_REQUEST_
Only lines with the word "this" are needed; collect each of them from the listing below.

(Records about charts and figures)
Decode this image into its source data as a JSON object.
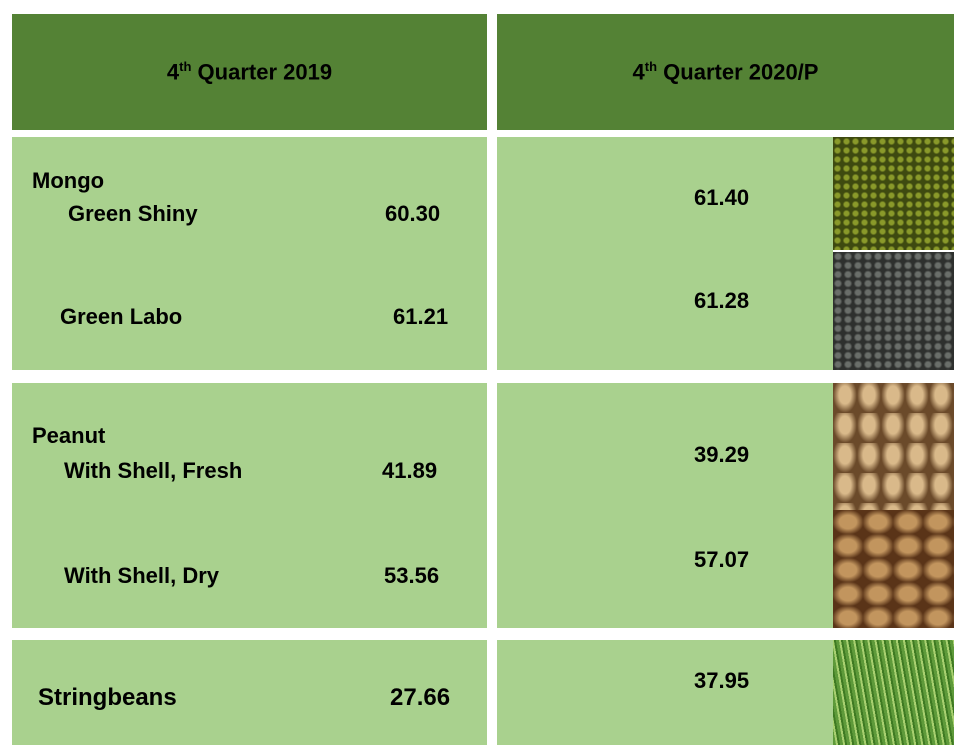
{
  "header": [
    {
      "pre": "4",
      "sup": "th",
      "post": " Quarter 2019"
    },
    {
      "pre": "4",
      "sup": "th",
      "post": " Quarter 2020/P"
    }
  ],
  "groups": [
    {
      "name": "Mongo",
      "items": [
        {
          "label": "Green Shiny",
          "q2019": "60.30",
          "q2020": "61.40"
        },
        {
          "label": "Green Labo",
          "q2019": "61.21",
          "q2020": "61.28"
        }
      ]
    },
    {
      "name": "Peanut",
      "items": [
        {
          "label": "With Shell, Fresh",
          "q2019": "41.89",
          "q2020": "39.29"
        },
        {
          "label": "With Shell, Dry",
          "q2019": "53.56",
          "q2020": "57.07"
        }
      ]
    },
    {
      "items": [
        {
          "label": "Stringbeans",
          "q2019": "27.66",
          "q2020": "37.95"
        }
      ]
    }
  ]
}
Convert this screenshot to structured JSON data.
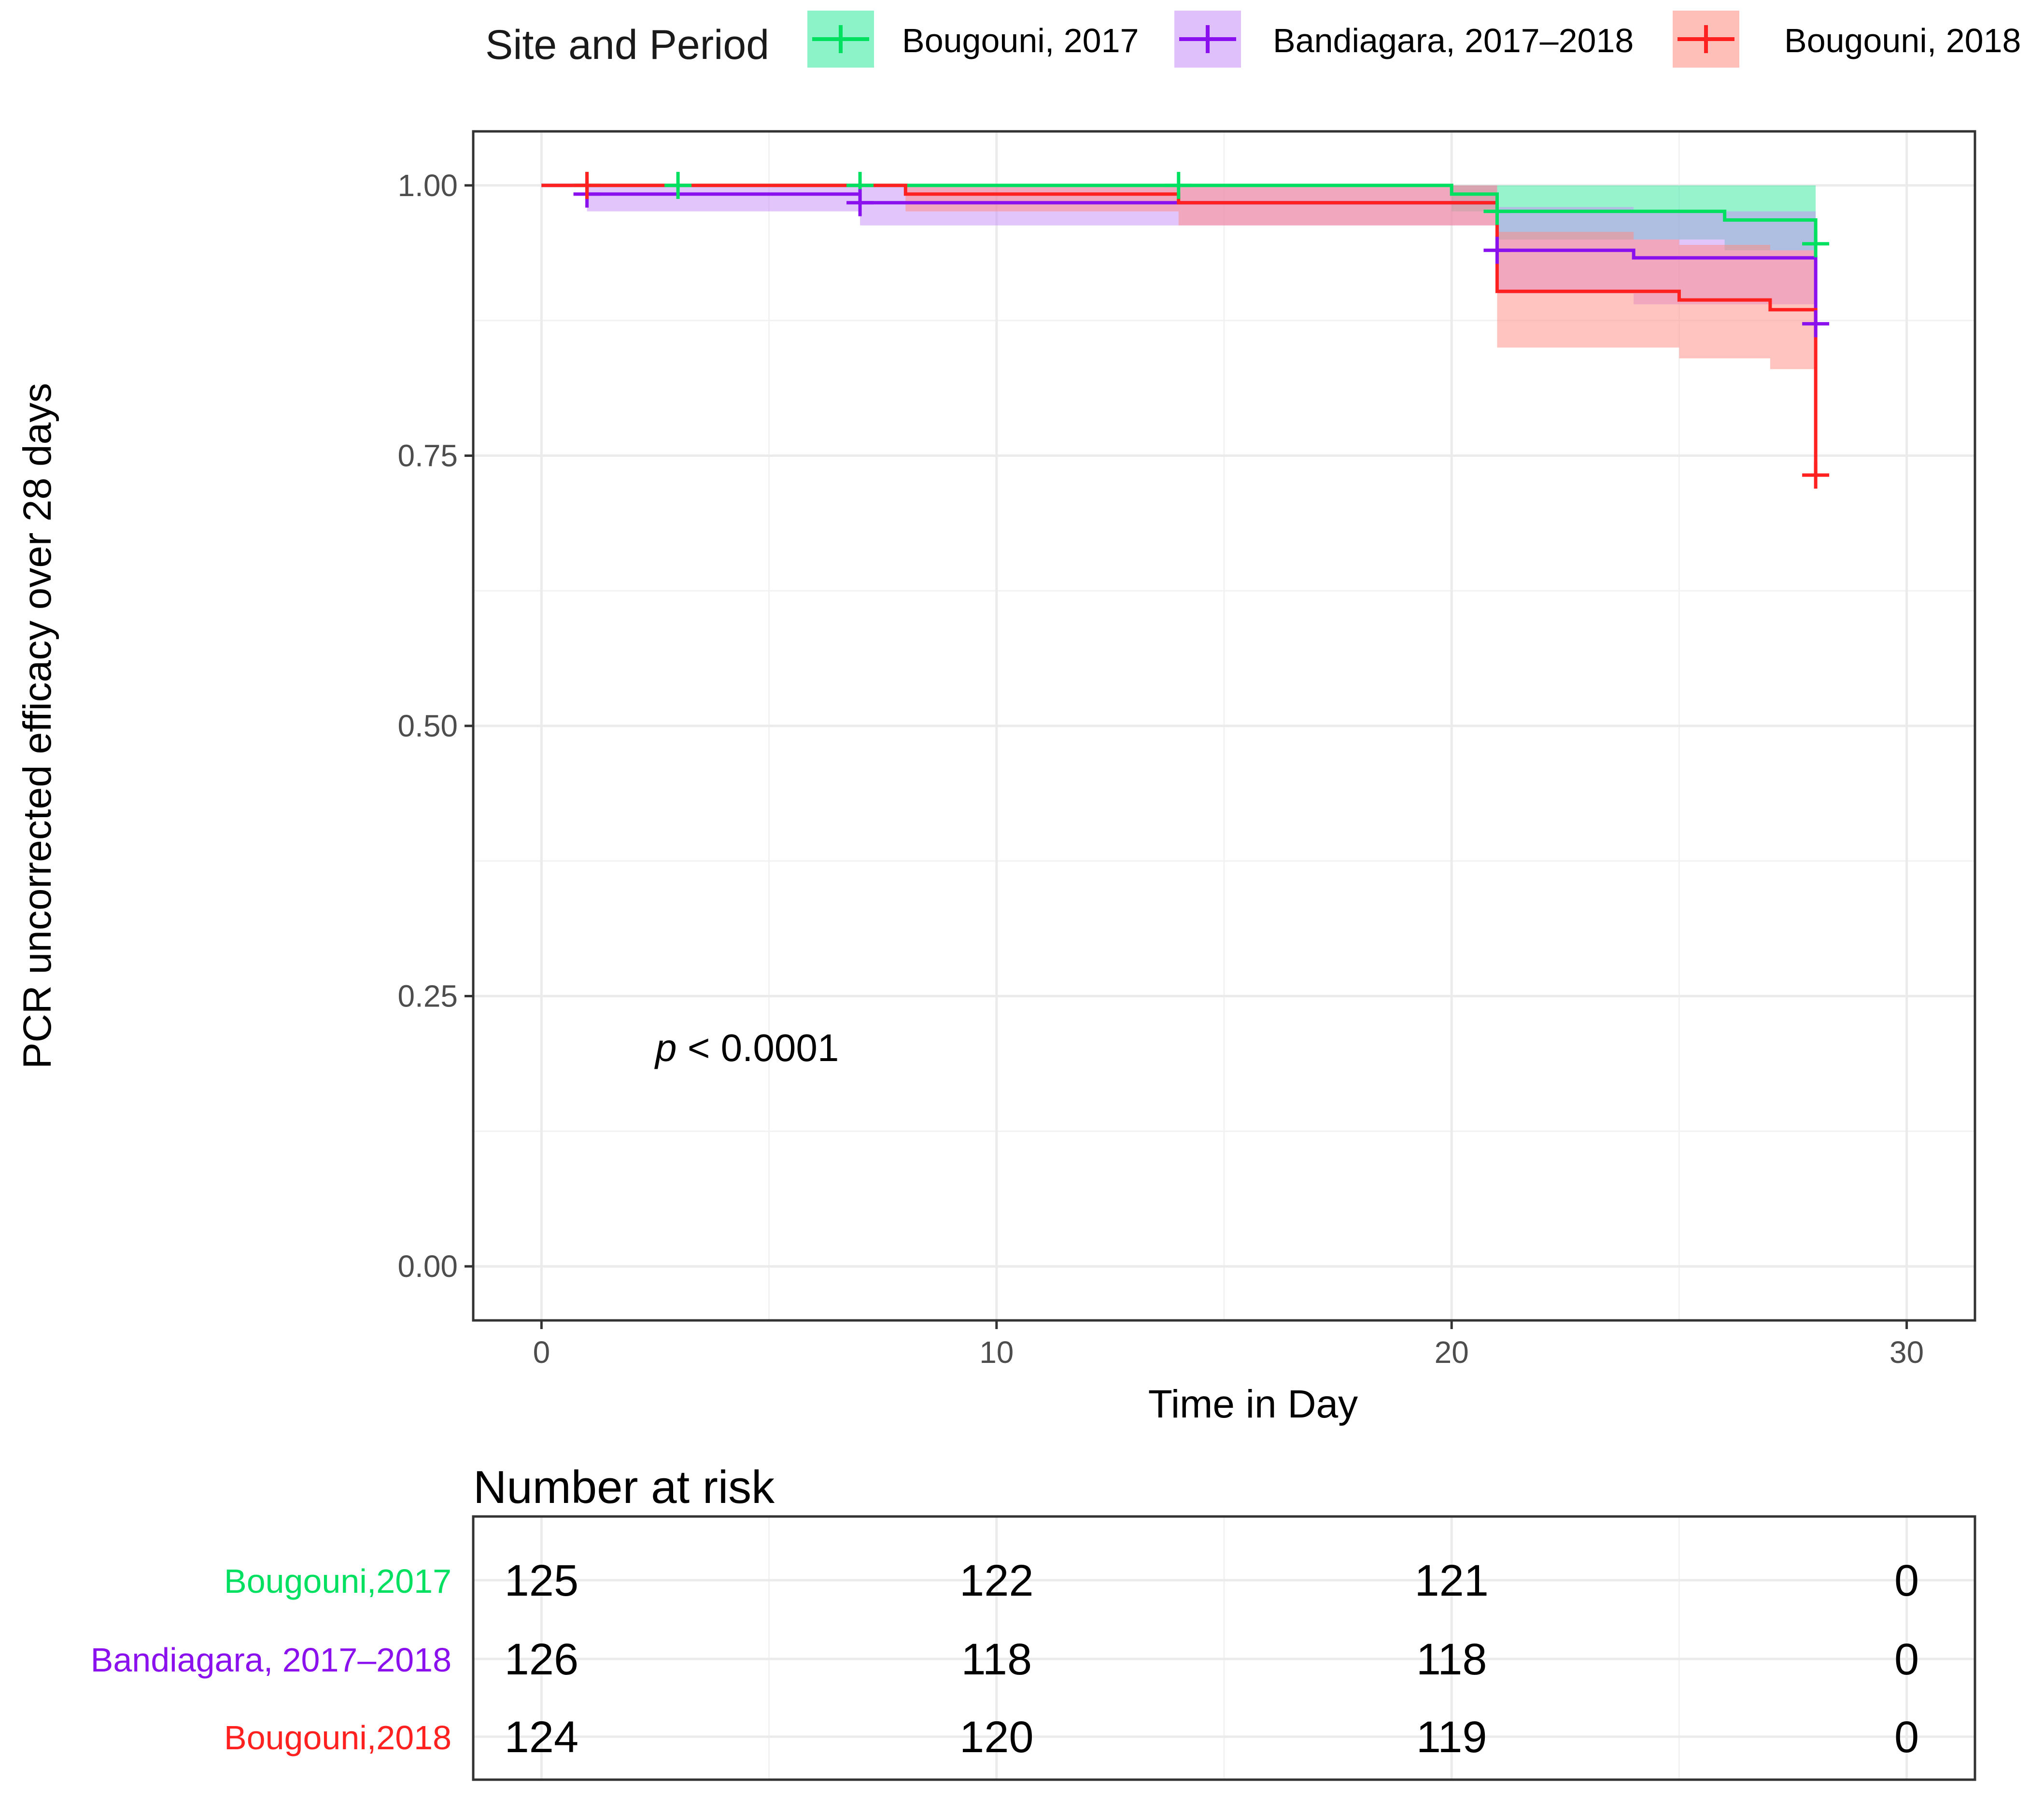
{
  "chart_data": {
    "type": "line",
    "subtype": "kaplan-meier step curves with confidence bands",
    "title": "",
    "xlabel": "Time in Day",
    "ylabel": "PCR uncorrected efficacy over 28 days",
    "xlim": [
      -1.5,
      31.5
    ],
    "ylim": [
      -0.05,
      1.05
    ],
    "x_ticks": [
      0,
      10,
      20,
      30
    ],
    "y_ticks": [
      0.0,
      0.25,
      0.5,
      0.75,
      1.0
    ],
    "y_tick_labels": [
      "0.00",
      "0.25",
      "0.50",
      "0.75",
      "1.00"
    ],
    "grid": true,
    "legend_title": "Site and Period",
    "legend_position": "top",
    "annotation": {
      "italic": "p",
      "rest": " < 0.0001",
      "x": 2.5,
      "y": 0.19
    },
    "series": [
      {
        "name": "Bougouni, 2017",
        "color": "#00e060",
        "fill": "#2ee89a",
        "steps": [
          [
            0,
            1.0
          ],
          [
            20,
            0.992
          ],
          [
            21,
            0.976
          ],
          [
            26,
            0.968
          ],
          [
            28,
            0.946
          ]
        ],
        "end": 28,
        "band": [
          [
            0,
            1.0,
            1.0
          ],
          [
            20,
            0.976,
            1.0
          ],
          [
            21,
            0.95,
            1.0
          ],
          [
            26,
            0.94,
            1.0
          ],
          [
            28,
            0.93,
            0.99
          ]
        ],
        "censors": [
          [
            1,
            1.0
          ],
          [
            3,
            1.0
          ],
          [
            7,
            1.0
          ],
          [
            14,
            1.0
          ],
          [
            21,
            0.976
          ],
          [
            28,
            0.946
          ]
        ]
      },
      {
        "name": "Bandiagara, 2017–2018",
        "color": "#8a10ee",
        "fill": "#c58cf5",
        "steps": [
          [
            0,
            1.0
          ],
          [
            1,
            0.992
          ],
          [
            7,
            0.984
          ],
          [
            21,
            0.94
          ],
          [
            24,
            0.933
          ],
          [
            28,
            0.872
          ]
        ],
        "end": 28,
        "band": [
          [
            0,
            1.0,
            1.0
          ],
          [
            1,
            0.976,
            1.0
          ],
          [
            7,
            0.963,
            1.0
          ],
          [
            21,
            0.9,
            0.98
          ],
          [
            24,
            0.89,
            0.976
          ],
          [
            28,
            0.85,
            0.95
          ]
        ],
        "censors": [
          [
            1,
            0.992
          ],
          [
            7,
            0.984
          ],
          [
            21,
            0.94
          ],
          [
            28,
            0.872
          ]
        ]
      },
      {
        "name": "Bougouni, 2018",
        "color": "#ff2020",
        "fill": "#ff8a80",
        "steps": [
          [
            0,
            1.0
          ],
          [
            8,
            0.992
          ],
          [
            14,
            0.984
          ],
          [
            21,
            0.902
          ],
          [
            25,
            0.894
          ],
          [
            27,
            0.885
          ],
          [
            28,
            0.732
          ]
        ],
        "end": 28,
        "band": [
          [
            0,
            1.0,
            1.0
          ],
          [
            8,
            0.976,
            1.0
          ],
          [
            14,
            0.963,
            1.0
          ],
          [
            21,
            0.85,
            0.957
          ],
          [
            24,
            0.85,
            0.95
          ],
          [
            25,
            0.84,
            0.945
          ],
          [
            27,
            0.83,
            0.94
          ],
          [
            28,
            0.83,
            0.94
          ]
        ],
        "censors": [
          [
            1,
            1.0
          ],
          [
            28,
            0.732
          ]
        ]
      }
    ],
    "risk_table": {
      "title": "Number at risk",
      "times": [
        0,
        10,
        20,
        30
      ],
      "rows": [
        {
          "label": "Bougouni,2017",
          "color": "#00e060",
          "values": [
            "125",
            "122",
            "121",
            "0"
          ]
        },
        {
          "label": "Bandiagara, 2017–2018",
          "color": "#8a10ee",
          "values": [
            "126",
            "118",
            "118",
            "0"
          ]
        },
        {
          "label": "Bougouni,2018",
          "color": "#ff2020",
          "values": [
            "124",
            "120",
            "119",
            "0"
          ]
        }
      ]
    }
  }
}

_RIGHT ANSWER_
Decode this image into its source data as a JSON object.
Convert this screenshot to structured JSON data.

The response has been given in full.